┏━━
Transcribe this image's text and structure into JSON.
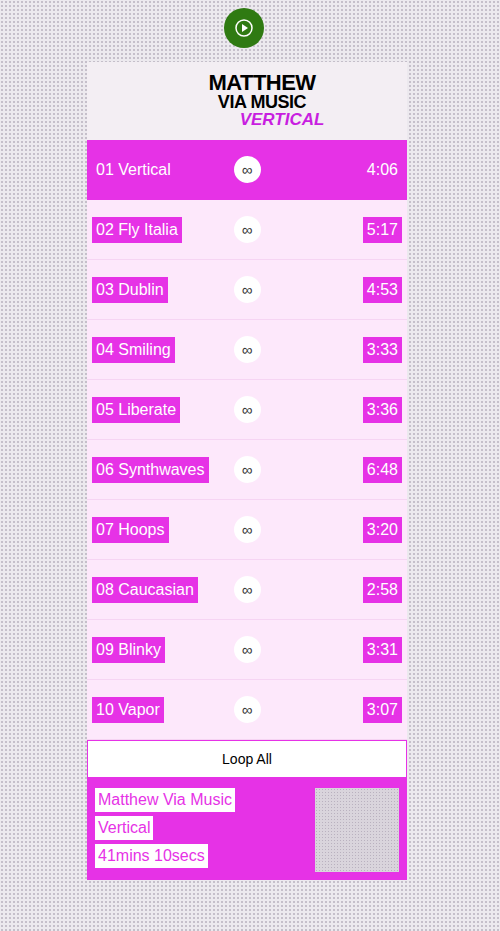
{
  "player": {
    "playing": false
  },
  "header": {
    "logo": [
      "MATTHEW",
      "VIA MUSIC",
      "VERTICAL"
    ]
  },
  "tracks": [
    {
      "title": "01 Vertical",
      "loop": "∞",
      "duration": "4:06",
      "selected": true
    },
    {
      "title": "02 Fly Italia",
      "loop": "∞",
      "duration": "5:17",
      "selected": false
    },
    {
      "title": "03 Dublin",
      "loop": "∞",
      "duration": "4:53",
      "selected": false
    },
    {
      "title": "04 Smiling",
      "loop": "∞",
      "duration": "3:33",
      "selected": false
    },
    {
      "title": "05 Liberate",
      "loop": "∞",
      "duration": "3:36",
      "selected": false
    },
    {
      "title": "06 Synthwaves",
      "loop": "∞",
      "duration": "6:48",
      "selected": false
    },
    {
      "title": "07 Hoops",
      "loop": "∞",
      "duration": "3:20",
      "selected": false
    },
    {
      "title": "08 Caucasian",
      "loop": "∞",
      "duration": "2:58",
      "selected": false
    },
    {
      "title": "09 Blinky",
      "loop": "∞",
      "duration": "3:31",
      "selected": false
    },
    {
      "title": "10 Vapor",
      "loop": "∞",
      "duration": "3:07",
      "selected": false
    }
  ],
  "loop_all": {
    "label": "Loop All"
  },
  "footer": {
    "artist": "Matthew Via Music",
    "album": "Vertical",
    "total": "41mins 10secs"
  }
}
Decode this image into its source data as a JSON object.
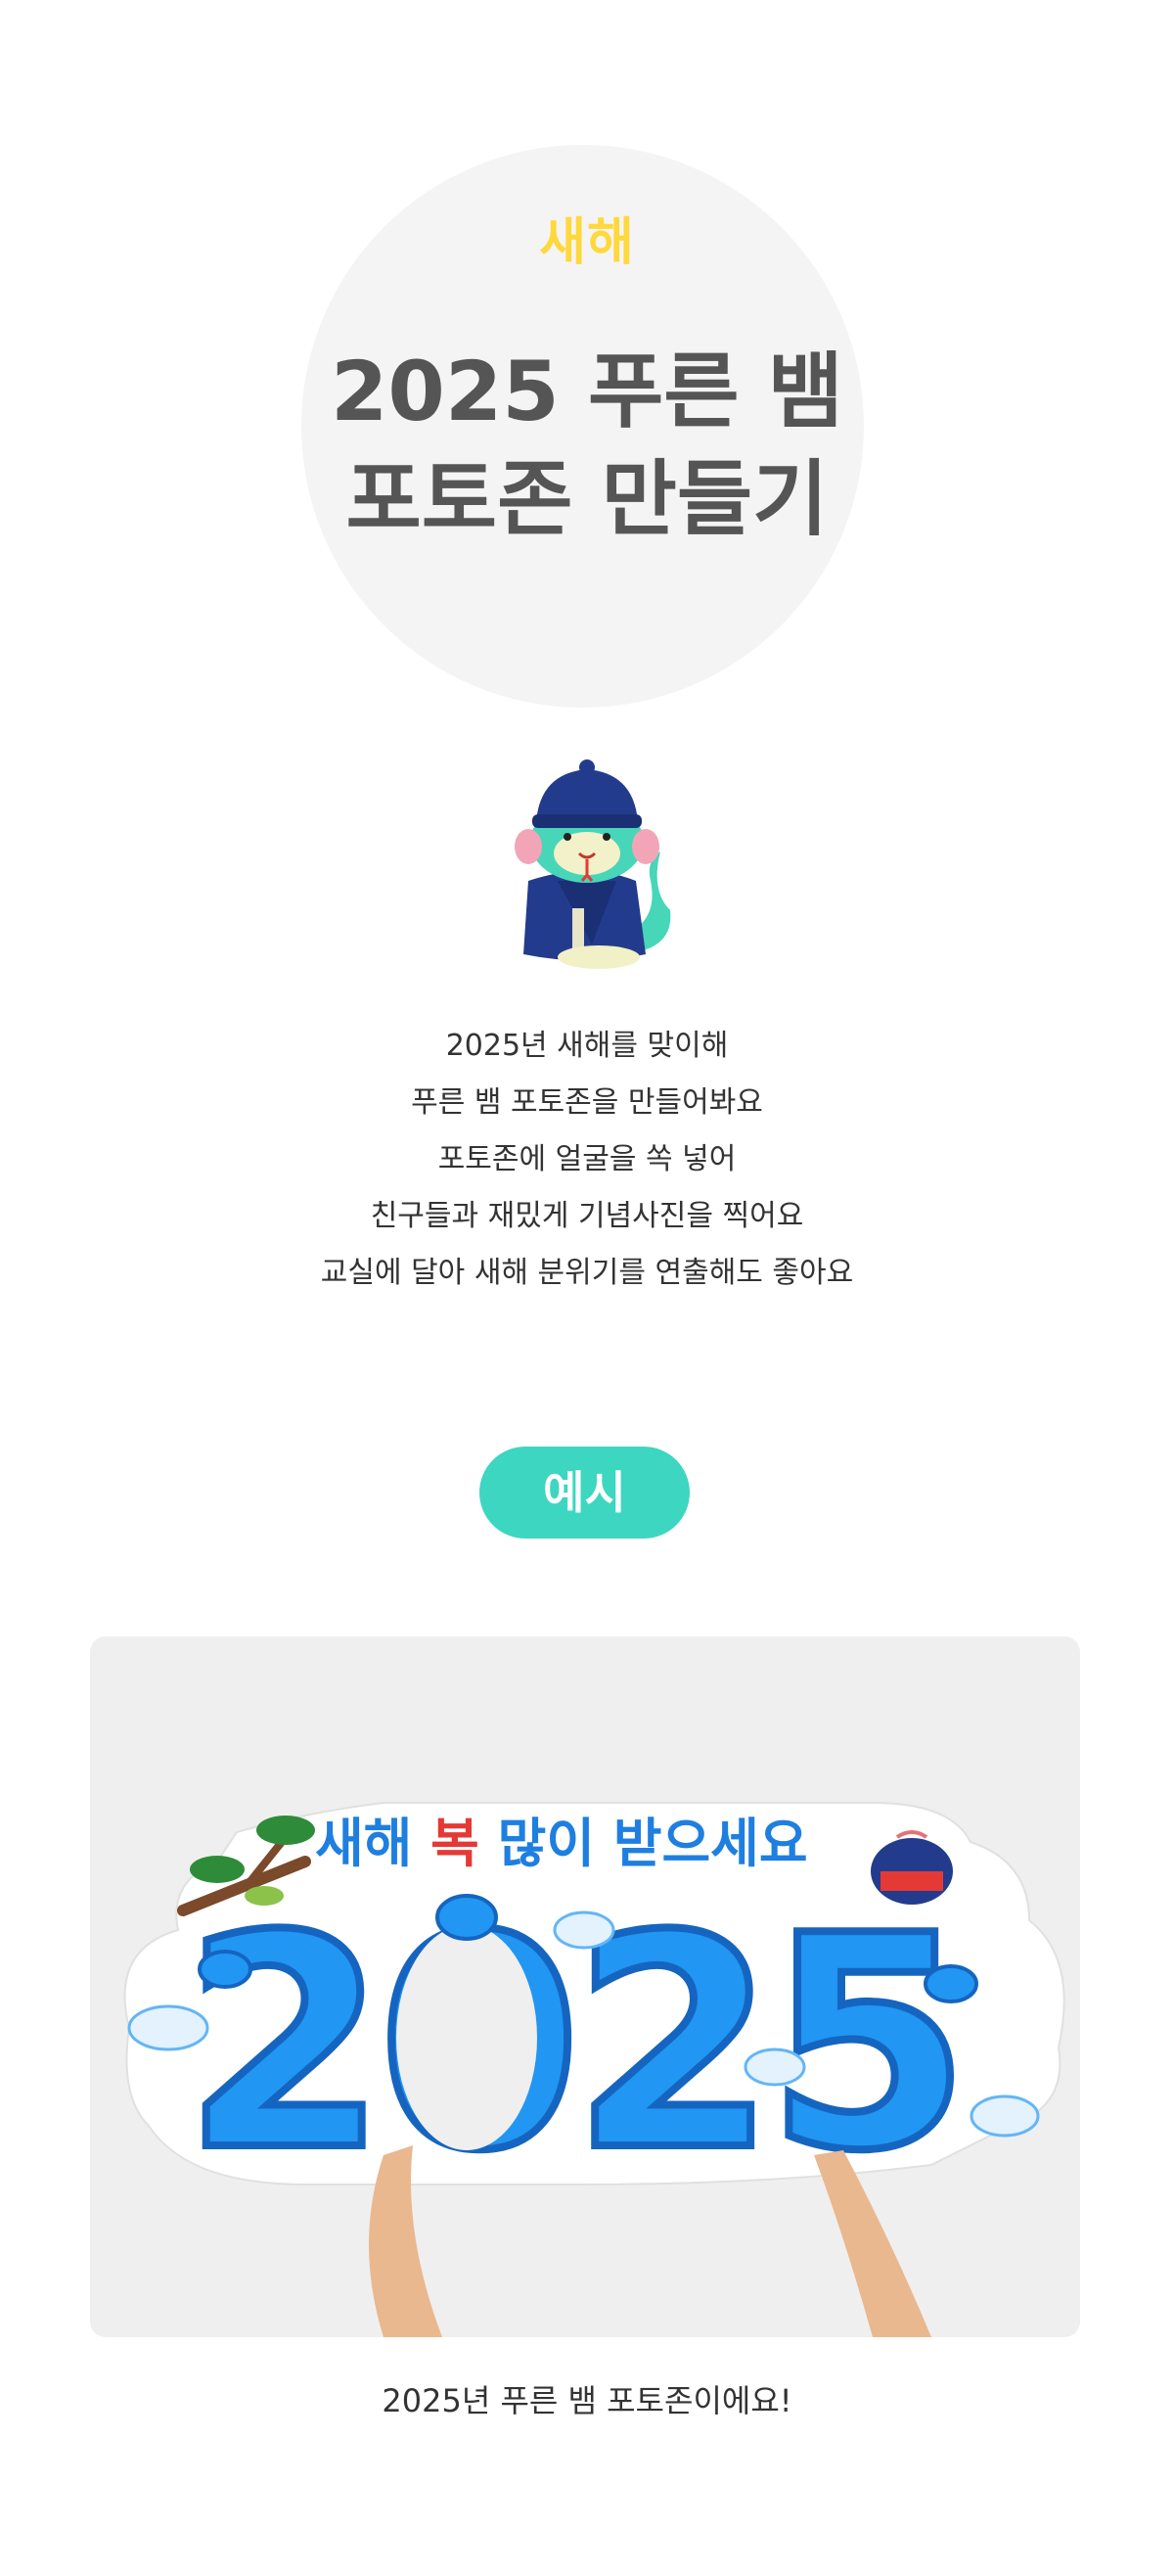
{
  "hero": {
    "eyebrow": "새해",
    "title_line1": "2025 푸른 뱀",
    "title_line2": "포토존 만들기"
  },
  "description": {
    "lines": [
      "2025년 새해를 맞이해",
      "푸른 뱀 포토존을 만들어봐요",
      "포토존에 얼굴을 쏙 넣어",
      "친구들과 재밌게 기념사진을 찍어요",
      "교실에 달아 새해 분위기를 연출해도 좋아요"
    ]
  },
  "example": {
    "pill_label": "예시"
  },
  "photo": {
    "banner_text_a": "새해 ",
    "banner_text_b": "복",
    "banner_text_c": " 많이 받으세요",
    "year": "2025",
    "caption": "2025년 푸른 뱀 포토존이에요!"
  },
  "colors": {
    "eyebrow": "#ffd83b",
    "title": "#555555",
    "pill": "#3dd6c1",
    "snake_blue": "#1e88e5",
    "banner_text": "#1e7fe0",
    "banner_red": "#e53935"
  }
}
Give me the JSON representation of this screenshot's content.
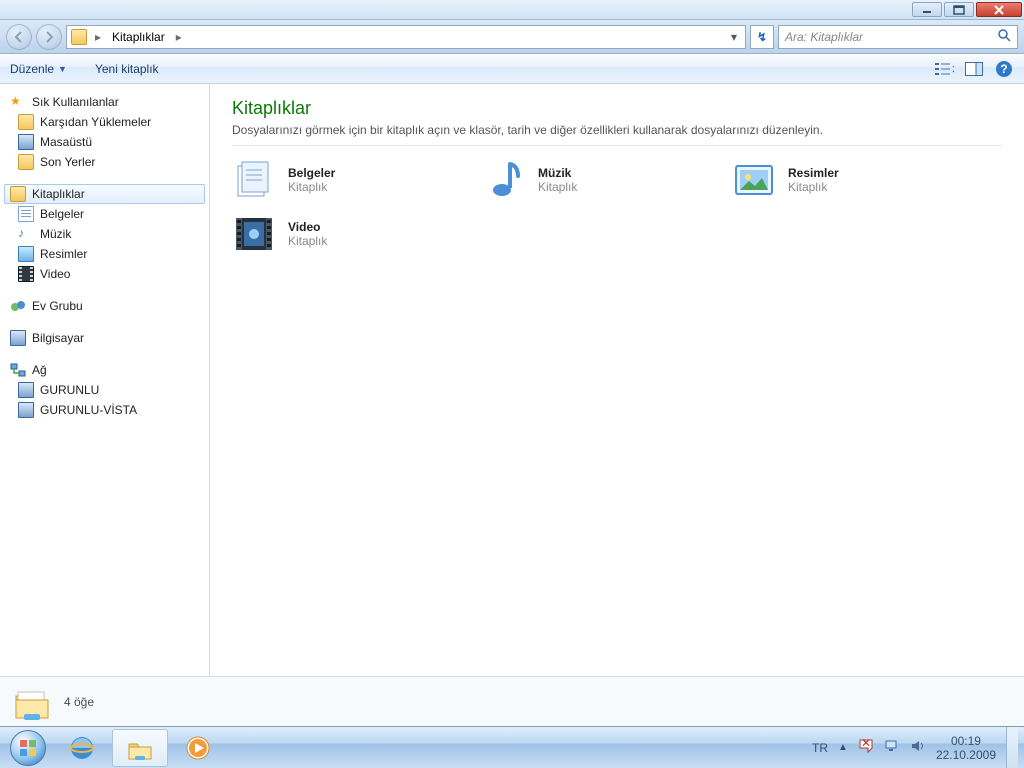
{
  "window_controls": {
    "minimize": "–",
    "maximize": "❐",
    "close": "✕"
  },
  "nav": {
    "location_root": "Kitaplıklar",
    "refresh_glyph": "↯",
    "search_placeholder": "Ara: Kitaplıklar"
  },
  "toolbar": {
    "organize": "Düzenle",
    "new_library": "Yeni kitaplık"
  },
  "sidebar": {
    "favorites": {
      "header": "Sık Kullanılanlar",
      "items": [
        "Karşıdan Yüklemeler",
        "Masaüstü",
        "Son Yerler"
      ]
    },
    "libraries": {
      "header": "Kitaplıklar",
      "items": [
        "Belgeler",
        "Müzik",
        "Resimler",
        "Video"
      ]
    },
    "homegroup": "Ev Grubu",
    "computer": "Bilgisayar",
    "network": {
      "header": "Ağ",
      "items": [
        "GURUNLU",
        "GURUNLU-VİSTA"
      ]
    }
  },
  "content": {
    "title": "Kitaplıklar",
    "description": "Dosyalarınızı görmek için bir kitaplık açın ve klasör, tarih ve diğer özellikleri kullanarak dosyalarınızı düzenleyin.",
    "lib_sub": "Kitaplık",
    "libs": [
      {
        "name": "Belgeler",
        "icon": "documents"
      },
      {
        "name": "Müzik",
        "icon": "music"
      },
      {
        "name": "Resimler",
        "icon": "pictures"
      },
      {
        "name": "Video",
        "icon": "videos"
      }
    ]
  },
  "details": {
    "count_text": "4 öğe"
  },
  "taskbar": {
    "lang": "TR",
    "time": "00:19",
    "date": "22.10.2009"
  }
}
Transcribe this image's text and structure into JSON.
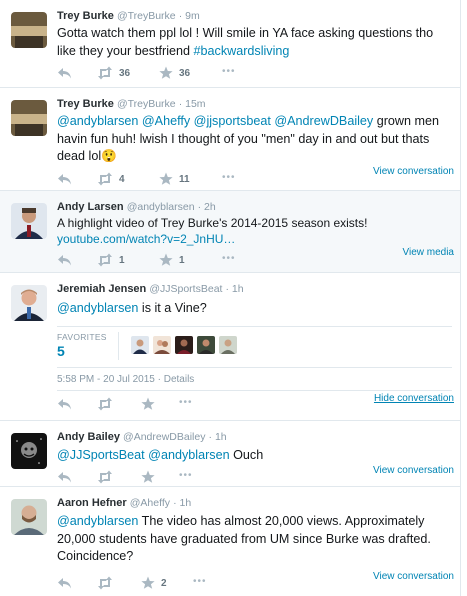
{
  "tweets": [
    {
      "name": "Trey Burke",
      "handle": "@TreyBurke",
      "time": "· 9m",
      "text_plain": "Gotta watch them ppl lol ! Will smile in YA face asking questions tho like they your bestfriend ",
      "text_tag": "#backwardsliving",
      "retweets": "36",
      "favorites": "36"
    },
    {
      "name": "Trey Burke",
      "handle": "@TreyBurke",
      "time": "· 15m",
      "mentions": "@andyblarsen @Aheffy @jjsportsbeat @AndrewDBailey",
      "text_plain": " grown men havin fun huh! lwish I thought of you \"men\" day in and out but thats dead lol",
      "emoji": "😲",
      "retweets": "4",
      "favorites": "11",
      "view_label": "View conversation"
    },
    {
      "name": "Andy Larsen",
      "handle": "@andyblarsen",
      "time": "· 2h",
      "text_plain": "A highlight video of Trey Burke's 2014-2015 season exists! ",
      "link_text": "youtube.com/watch?v=2_JnHU…",
      "retweets": "1",
      "favorites": "1",
      "view_label": "View media"
    },
    {
      "name": "Jeremiah Jensen",
      "handle": "@JJSportsBeat",
      "time": "· 1h",
      "mention": "@andyblarsen",
      "text_plain": " is it a Vine?",
      "fav_label": "FAVORITES",
      "fav_count": "5",
      "timestamp": "5:58 PM - 20 Jul 2015 · Details",
      "view_label": "Hide conversation"
    },
    {
      "name": "Andy Bailey",
      "handle": "@AndrewDBailey",
      "time": "· 1h",
      "mentions": "@JJSportsBeat @andyblarsen",
      "text_plain": " Ouch",
      "view_label": "View conversation"
    },
    {
      "name": "Aaron Hefner",
      "handle": "@Aheffy",
      "time": "· 1h",
      "mention": "@andyblarsen",
      "text_plain": " The video has almost 20,000 views. Approximately 20,000 students have graduated from UM since Burke was drafted. Coincidence?",
      "favorites": "2",
      "view_label": "View conversation"
    }
  ],
  "more_label": "•••",
  "colors": {
    "link": "#0084b4",
    "muted": "#8899a6",
    "border": "#e1e8ed",
    "selected_bg": "#f5f8fa"
  }
}
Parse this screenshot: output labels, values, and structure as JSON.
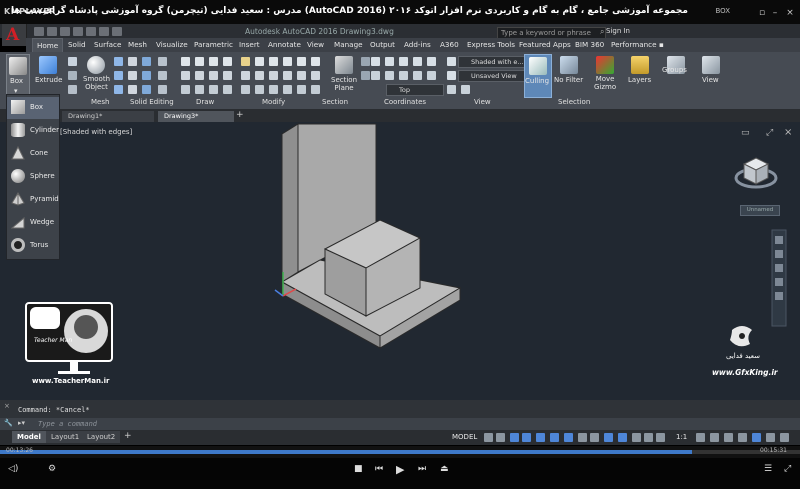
{
  "player": {
    "logo": "KMPLAYER",
    "title": "مجموعه آموزشی جامع ، گام به گام و کاربردی نرم افزار  اتوکد ۲۰۱۶ (AutoCAD 2016)  مدرس : سعید فدایی (تیچرمن) گروه آموزشی پادشاه گرافیست ها",
    "extra_label": "BOX",
    "time_current": "00:13:26",
    "time_total": "00:15:31",
    "progress_fraction": 0.865
  },
  "acad": {
    "app_title": "Autodesk AutoCAD 2016    Drawing3.dwg",
    "search_placeholder": "Type a keyword or phrase",
    "sign_in": "Sign In"
  },
  "ribbon_tabs": [
    "Home",
    "Solid",
    "Surface",
    "Mesh",
    "Visualize",
    "Parametric",
    "Insert",
    "Annotate",
    "View",
    "Manage",
    "Output",
    "Add-ins",
    "A360",
    "Express Tools",
    "Featured Apps",
    "BIM 360",
    "Performance"
  ],
  "ribbon": {
    "box_label": "Box",
    "extrude_label": "Extrude",
    "smooth_label": "Smooth\nObject",
    "section_plane_label": "Section\nPlane",
    "culling_label": "Culling",
    "no_filter_label": "No Filter",
    "move_gizmo_label": "Move\nGizmo",
    "layers_label": "Layers",
    "groups_label": "Groups",
    "view_label": "View",
    "visual_style_value": "Shaded with e...",
    "view_value": "Unsaved View",
    "ucs_value": "Top",
    "panels": {
      "mesh": "Mesh",
      "solid_editing": "Solid Editing",
      "draw": "Draw",
      "modify": "Modify",
      "section": "Section",
      "coordinates": "Coordinates",
      "view": "View",
      "selection": "Selection"
    }
  },
  "file_tabs": [
    "Drawing1*",
    "Drawing3*"
  ],
  "viewport": {
    "label": "[Shaded with edges]",
    "viewcube_label": "Unnamed"
  },
  "box_menu": [
    "Box",
    "Cylinder",
    "Cone",
    "Sphere",
    "Pyramid",
    "Wedge",
    "Torus"
  ],
  "command": {
    "history": "Command: *Cancel*",
    "prompt_placeholder": "Type a command"
  },
  "layout_tabs": [
    "Model",
    "Layout1",
    "Layout2"
  ],
  "status": {
    "model": "MODEL",
    "scale": "1:1"
  },
  "watermark": {
    "teacherman_url": "www.TeacherMan.ir",
    "teacherman_sign": "Teacher Man",
    "gfx_url": "www.GfxKing.ir",
    "gfx_name": "سعید فدایی"
  },
  "colors": {
    "viewport_bg": "#212831",
    "ribbon_bg": "#464b53",
    "autocad_red": "#d21f26"
  }
}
┗━━
### Given request
Find each line holding the string "فدایی" and copy it out.

### Solution
    "title": "مجموعه آموزشی جامع ، گام به گام و کاربردی نرم افزار  اتوکد ۲۰۱۶ (AutoCAD 2016)  مدرس : سعید فدایی (تیچرمن) گروه آموزشی پادشاه گرافیست ها",
    "gfx_name": "سعید فدایی"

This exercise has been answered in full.